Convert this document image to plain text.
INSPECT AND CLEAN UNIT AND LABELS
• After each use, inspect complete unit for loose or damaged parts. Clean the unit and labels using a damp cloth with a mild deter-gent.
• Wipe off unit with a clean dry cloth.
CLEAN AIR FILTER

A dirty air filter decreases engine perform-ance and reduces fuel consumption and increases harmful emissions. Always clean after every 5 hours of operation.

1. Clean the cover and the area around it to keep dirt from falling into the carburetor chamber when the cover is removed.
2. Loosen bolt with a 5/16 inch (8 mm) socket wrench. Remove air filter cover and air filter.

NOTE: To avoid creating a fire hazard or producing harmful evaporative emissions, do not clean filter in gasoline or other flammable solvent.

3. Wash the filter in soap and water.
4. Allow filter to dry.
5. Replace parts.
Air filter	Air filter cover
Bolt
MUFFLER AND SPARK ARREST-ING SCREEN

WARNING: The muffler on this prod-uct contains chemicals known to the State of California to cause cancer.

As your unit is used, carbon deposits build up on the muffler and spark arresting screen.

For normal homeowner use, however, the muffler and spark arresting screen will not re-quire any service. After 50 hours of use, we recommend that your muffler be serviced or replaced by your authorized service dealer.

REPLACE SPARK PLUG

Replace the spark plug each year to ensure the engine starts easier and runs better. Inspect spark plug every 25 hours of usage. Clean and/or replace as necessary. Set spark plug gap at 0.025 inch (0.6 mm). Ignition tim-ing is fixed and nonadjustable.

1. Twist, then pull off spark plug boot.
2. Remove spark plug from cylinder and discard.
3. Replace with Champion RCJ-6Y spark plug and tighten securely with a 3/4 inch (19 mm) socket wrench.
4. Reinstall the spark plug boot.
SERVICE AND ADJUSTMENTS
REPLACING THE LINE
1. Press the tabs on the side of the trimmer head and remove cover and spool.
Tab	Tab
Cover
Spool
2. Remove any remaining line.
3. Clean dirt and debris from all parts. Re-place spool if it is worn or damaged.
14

> [Problem details] Write out all the entries exactly.

> [Answer to this exercise]
Convert this document image to plain text.
INSPECT AND CLEAN UNIT AND LABELS
• After each use, inspect complete unit for loose or damaged parts. Clean the unit and labels using a damp cloth with a mild deter-gent.
• Wipe off unit with a clean dry cloth.
CLEAN AIR FILTER

A dirty air filter decreases engine perform-ance and reduces fuel consumption and increases harmful emissions. Always clean after every 5 hours of operation.

1. Clean the cover and the area around it to keep dirt from falling into the carburetor chamber when the cover is removed.
2. Loosen bolt with a 5/16 inch (8 mm) socket wrench. Remove air filter cover and air filter.

NOTE: To avoid creating a fire hazard or producing harmful evaporative emissions, do not clean filter in gasoline or other flammable solvent.

3. Wash the filter in soap and water.
4. Allow filter to dry.
5. Replace parts.
Air filter	Air filter cover
Bolt
MUFFLER AND SPARK ARREST-ING SCREEN

WARNING: The muffler on this prod-uct contains chemicals known to the State of California to cause cancer.

As your unit is used, carbon deposits build up on the muffler and spark arresting screen.

For normal homeowner use, however, the muffler and spark arresting screen will not re-quire any service. After 50 hours of use, we recommend that your muffler be serviced or replaced by your authorized service dealer.

REPLACE SPARK PLUG

Replace the spark plug each year to ensure the engine starts easier and runs better. Inspect spark plug every 25 hours of usage. Clean and/or replace as necessary. Set spark plug gap at 0.025 inch (0.6 mm). Ignition tim-ing is fixed and nonadjustable.

1. Twist, then pull off spark plug boot.
2. Remove spark plug from cylinder and discard.
3. Replace with Champion RCJ-6Y spark plug and tighten securely with a 3/4 inch (19 mm) socket wrench.
4. Reinstall the spark plug boot.
SERVICE AND ADJUSTMENTS
REPLACING THE LINE
1. Press the tabs on the side of the trimmer head and remove cover and spool.
Tab	Tab
Cover
Spool
2. Remove any remaining line.
3. Clean dirt and debris from all parts. Re-place spool if it is worn or damaged.
14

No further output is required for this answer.